Find the word "this" in the listing; pull out each line holding it.

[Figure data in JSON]

########################################

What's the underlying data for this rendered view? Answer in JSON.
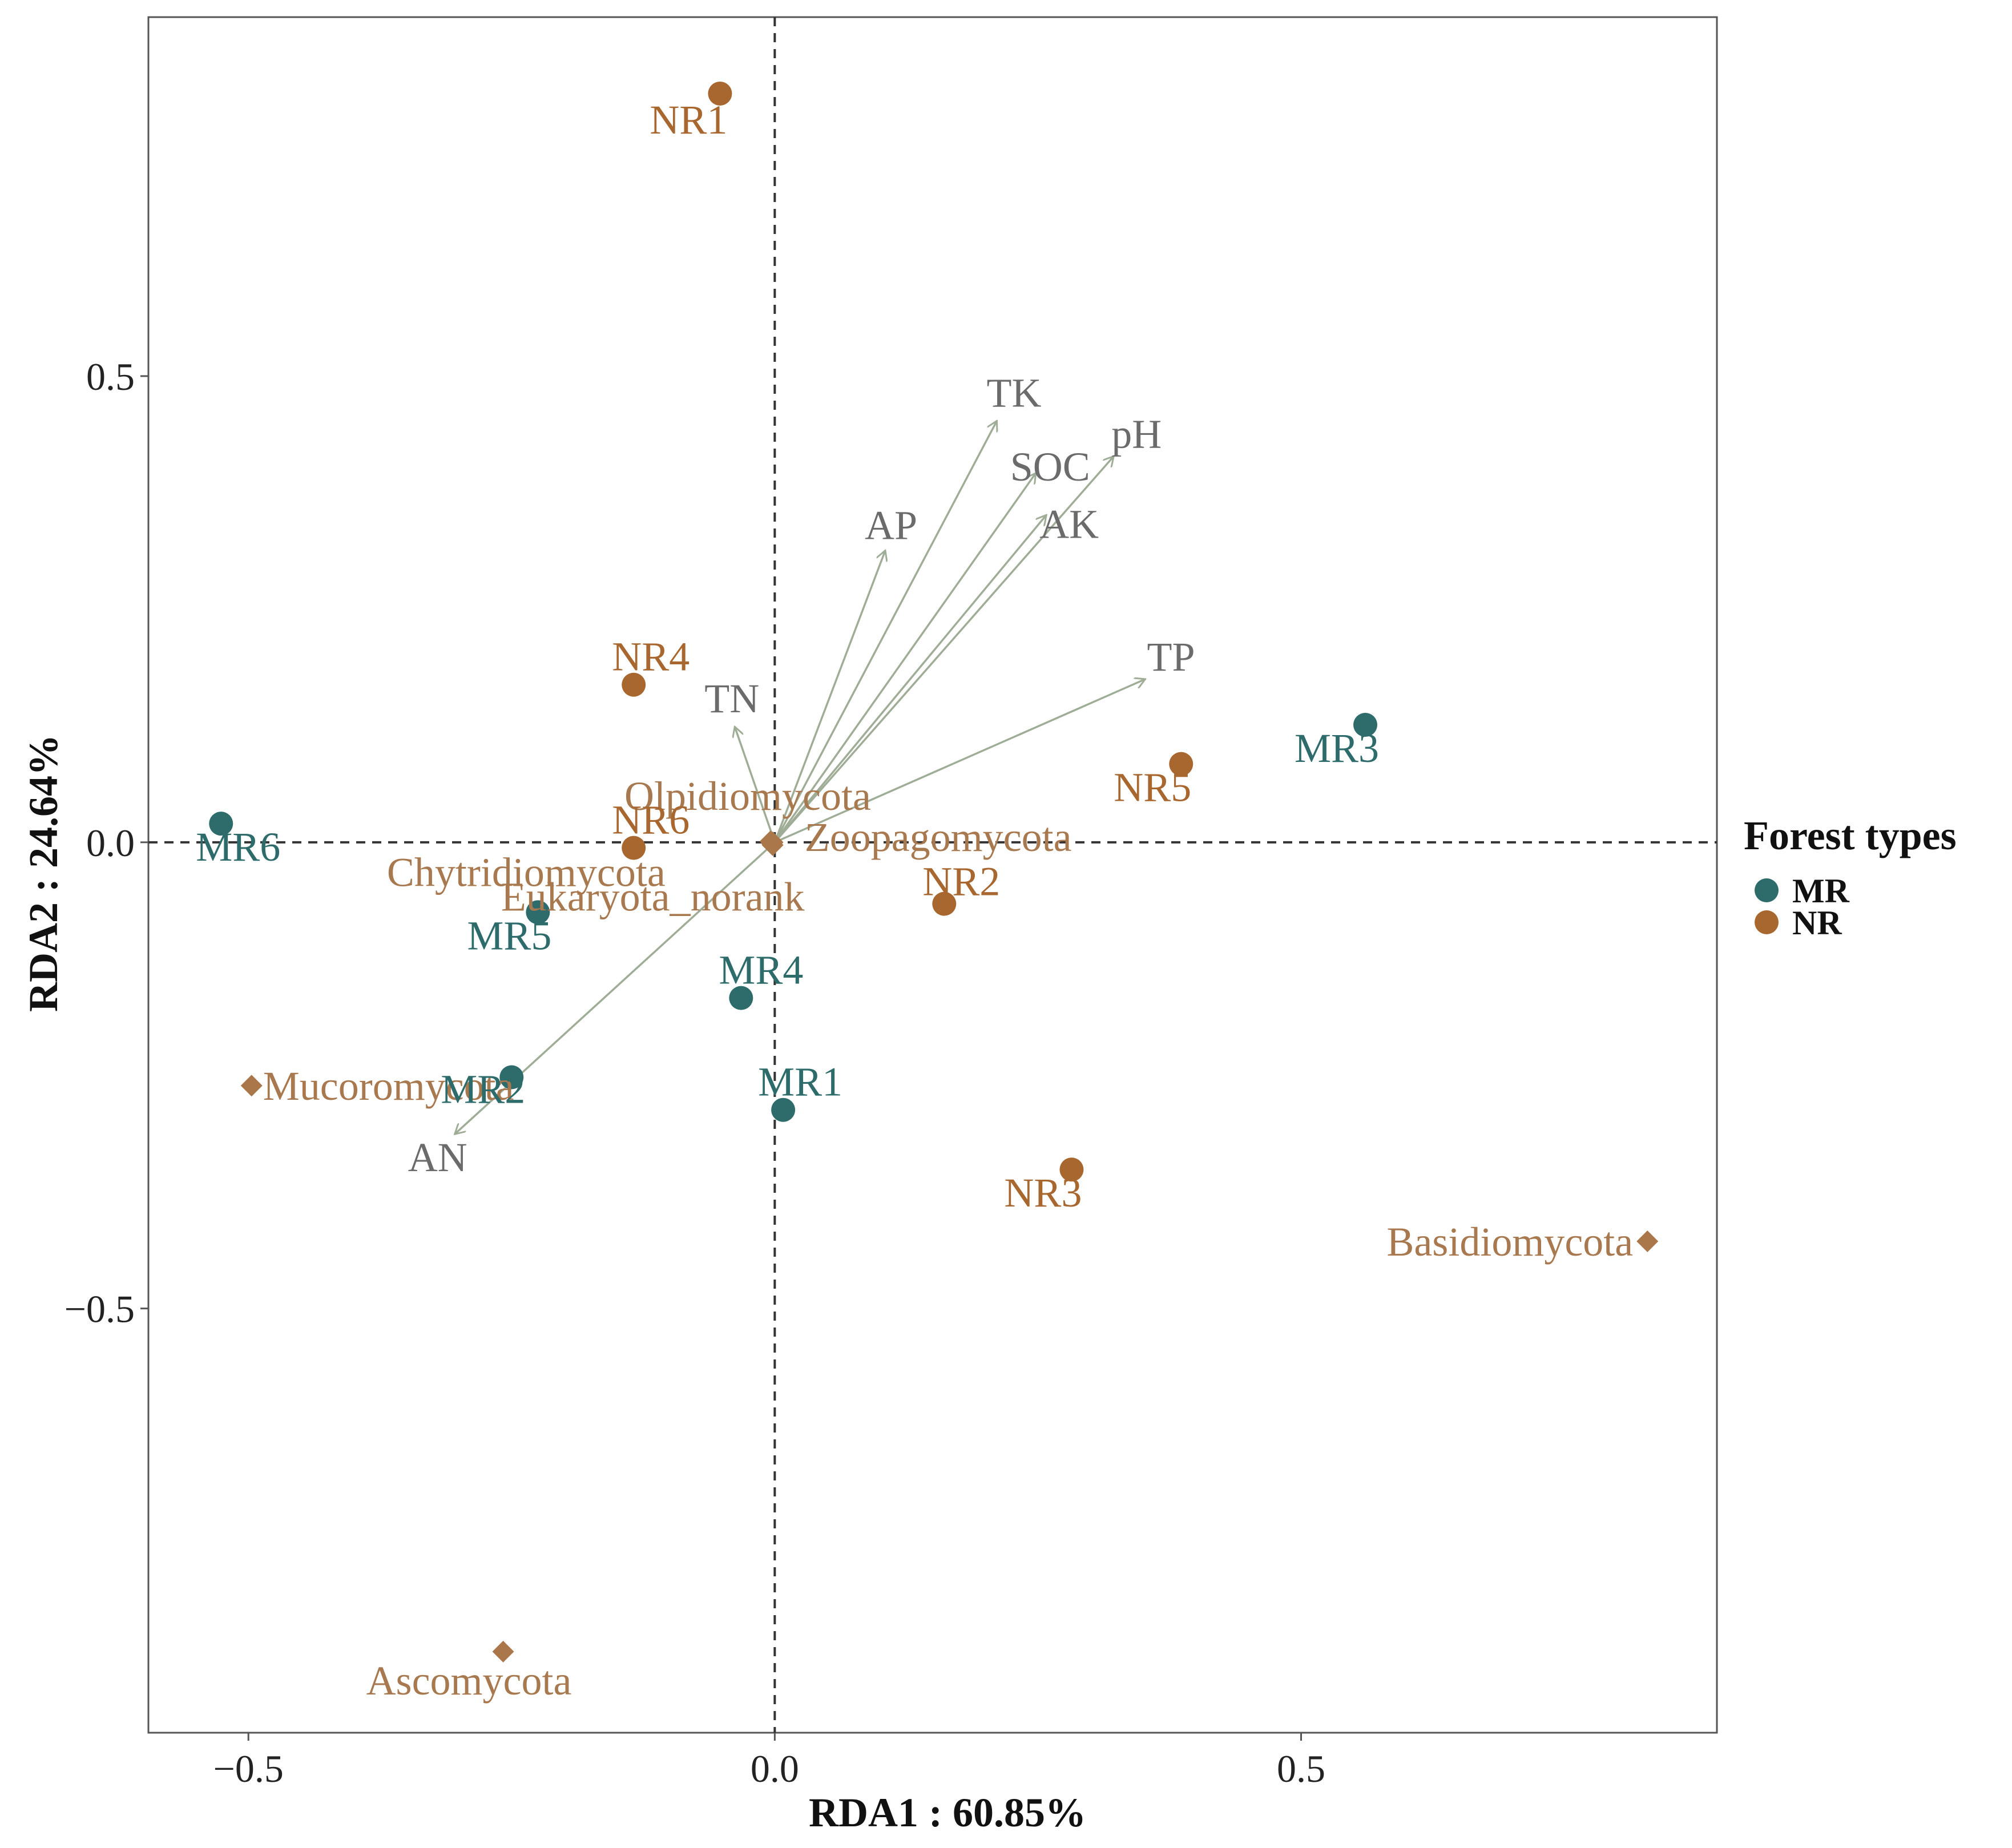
{
  "chart_data": {
    "type": "scatter",
    "subtype": "RDA biplot",
    "xlabel": "RDA1 : 60.85%",
    "ylabel": "RDA2 : 24.64%",
    "xlim": [
      -0.595,
      0.895
    ],
    "ylim": [
      -0.955,
      0.885
    ],
    "xticks": [
      -0.5,
      0.0,
      0.5
    ],
    "xtick_labels": [
      "−0.5",
      "0.0",
      "0.5"
    ],
    "yticks": [
      -0.5,
      0.0,
      0.5
    ],
    "ytick_labels": [
      "−0.5",
      "0.0",
      "0.5"
    ],
    "reference_lines": {
      "x": 0.0,
      "y": 0.0,
      "style": "dashed"
    },
    "legend": {
      "title": "Forest types",
      "position": "right",
      "entries": [
        {
          "label": "MR",
          "color": "#2e6b6b"
        },
        {
          "label": "NR",
          "color": "#a8672f"
        }
      ]
    },
    "colors": {
      "MR": "#2e6b6b",
      "NR": "#a8672f",
      "species": "#a9774a",
      "species_text": "#a8784f",
      "arrow": "#9fad97",
      "env_text": "#6b6b6b",
      "axis_frame": "#555555",
      "dashed_line": "#333333"
    },
    "sites": [
      {
        "label": "MR1",
        "group": "MR",
        "x": 0.008,
        "y": -0.287
      },
      {
        "label": "MR2",
        "group": "MR",
        "x": -0.25,
        "y": -0.252
      },
      {
        "label": "MR3",
        "group": "MR",
        "x": 0.561,
        "y": 0.126
      },
      {
        "label": "MR4",
        "group": "MR",
        "x": -0.032,
        "y": -0.167
      },
      {
        "label": "MR5",
        "group": "MR",
        "x": -0.225,
        "y": -0.075
      },
      {
        "label": "MR6",
        "group": "MR",
        "x": -0.526,
        "y": 0.02
      },
      {
        "label": "NR1",
        "group": "NR",
        "x": -0.052,
        "y": 0.803
      },
      {
        "label": "NR2",
        "group": "NR",
        "x": 0.161,
        "y": -0.066
      },
      {
        "label": "NR3",
        "group": "NR",
        "x": 0.282,
        "y": -0.351
      },
      {
        "label": "NR4",
        "group": "NR",
        "x": -0.134,
        "y": 0.169
      },
      {
        "label": "NR5",
        "group": "NR",
        "x": 0.386,
        "y": 0.084
      },
      {
        "label": "NR6",
        "group": "NR",
        "x": -0.134,
        "y": -0.006
      }
    ],
    "species": [
      {
        "label": "Olpidiomycota",
        "x": -0.004,
        "y": 0.001
      },
      {
        "label": "Zoopagomycota",
        "x": -0.002,
        "y": 0.0
      },
      {
        "label": "Chytridiomycota",
        "x": -0.003,
        "y": -0.001
      },
      {
        "label": "Eukaryota_norank",
        "x": -0.002,
        "y": -0.003
      },
      {
        "label": "Mucoromycota",
        "x": -0.497,
        "y": -0.261
      },
      {
        "label": "Basidiomycota",
        "x": 0.829,
        "y": -0.428
      },
      {
        "label": "Ascomycota",
        "x": -0.258,
        "y": -0.868
      }
    ],
    "env_vectors": [
      {
        "label": "TK",
        "x": 0.211,
        "y": 0.452
      },
      {
        "label": "SOC",
        "x": 0.248,
        "y": 0.396
      },
      {
        "label": "pH",
        "x": 0.322,
        "y": 0.414
      },
      {
        "label": "AK",
        "x": 0.258,
        "y": 0.351
      },
      {
        "label": "AP",
        "x": 0.105,
        "y": 0.313
      },
      {
        "label": "TP",
        "x": 0.352,
        "y": 0.175
      },
      {
        "label": "TN",
        "x": -0.038,
        "y": 0.124
      },
      {
        "label": "AN",
        "x": -0.304,
        "y": -0.313
      }
    ]
  }
}
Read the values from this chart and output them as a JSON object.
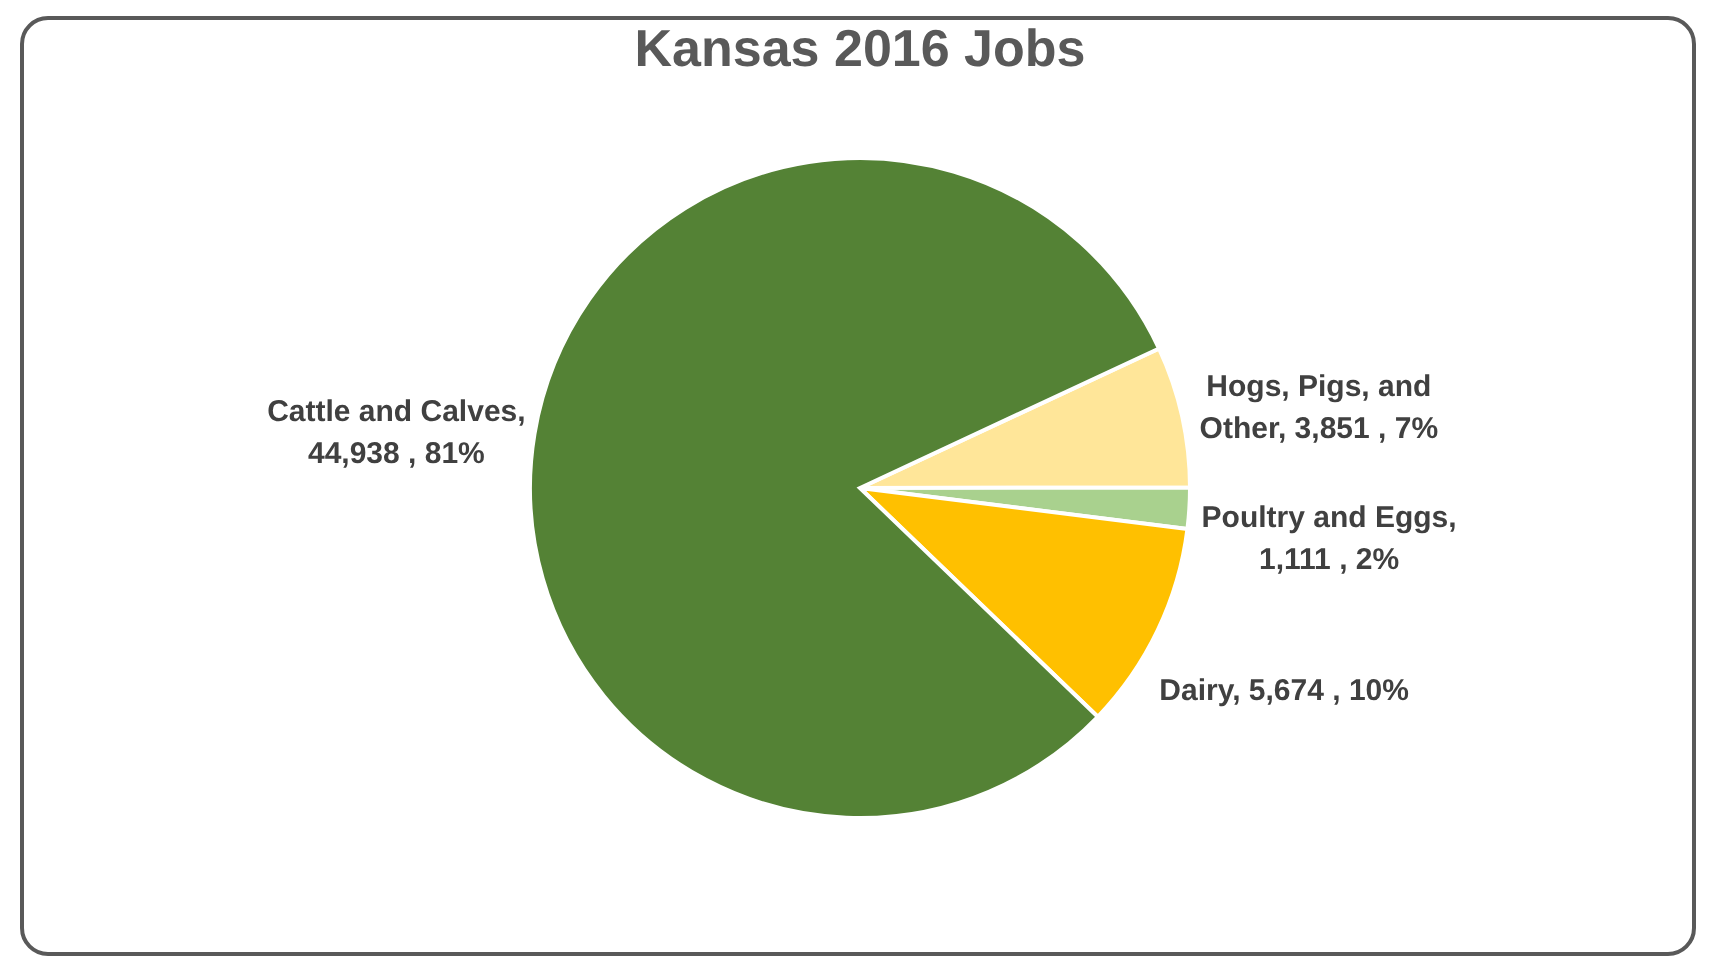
{
  "chart_data": {
    "type": "pie",
    "title": "Kansas 2016 Jobs",
    "categories": [
      "Hogs, Pigs, and Other",
      "Poultry and Eggs",
      "Dairy",
      "Cattle and Calves"
    ],
    "values": [
      3851,
      1111,
      5674,
      44938
    ],
    "value_labels": [
      ", 3,851 , 7%",
      ", 1,111 , 2%",
      ", 5,674 , 10%",
      ", 44,938 , 81%"
    ],
    "colors": [
      "#ffe699",
      "#a9d18e",
      "#ffc000",
      "#548235"
    ],
    "legend": false
  }
}
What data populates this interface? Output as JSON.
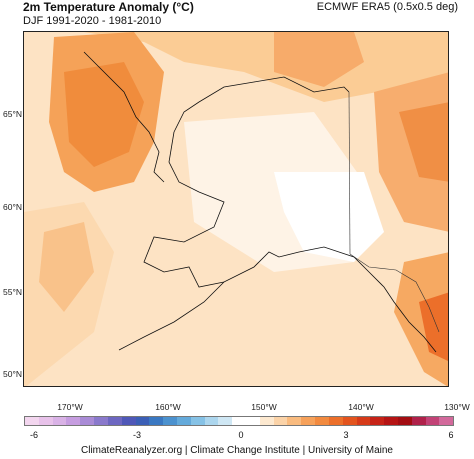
{
  "header": {
    "title": "2m Temperature Anomaly (°C)",
    "subtitle": "DJF 1991-2020 - 1981-2010",
    "source": "ECMWF ERA5 (0.5x0.5 deg)"
  },
  "map": {
    "lat_labels": [
      "65°N",
      "60°N",
      "55°N",
      "50°N"
    ],
    "lon_labels": [
      "170°W",
      "160°W",
      "150°W",
      "140°W",
      "130°W"
    ]
  },
  "colorbar": {
    "tick_labels": [
      "-6",
      "-3",
      "0",
      "3",
      "6"
    ],
    "colors": [
      "#f3d6ef",
      "#e8c2ea",
      "#d9b2e6",
      "#c69de0",
      "#a98bd6",
      "#8a79cc",
      "#6d67c1",
      "#4f58b8",
      "#3b5fb6",
      "#3a78c2",
      "#4c92cf",
      "#64aadb",
      "#86c2e6",
      "#acd6ee",
      "#cfe7f4",
      "#ffffff",
      "#ffffff",
      "#fde9d0",
      "#fbd3a8",
      "#f9bb7f",
      "#f6a15a",
      "#f28a3f",
      "#ec6f2a",
      "#e3541e",
      "#d63a19",
      "#c62317",
      "#b51414",
      "#a30d12",
      "#b0214a",
      "#c24276",
      "#d2699b"
    ]
  },
  "footer": {
    "credit": "ClimateReanalyzer.org | Climate Change Institute | University of Maine"
  }
}
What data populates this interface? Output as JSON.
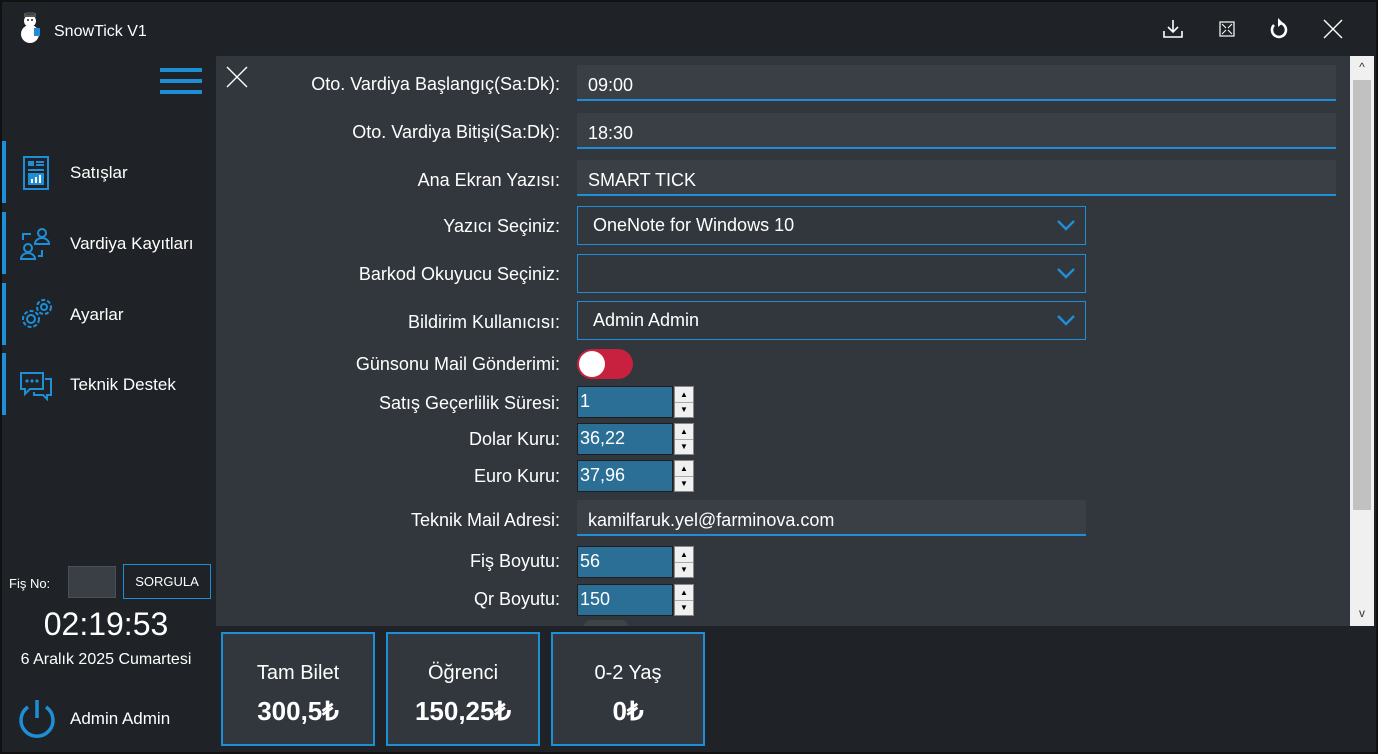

########################################

The output:
What's the underlying data for this rendered view? Answer in JSON.
Read the values from this chart and output them as a JSON object.
What data populates this interface? Output as JSON.
What data populates this interface? Output as JSON.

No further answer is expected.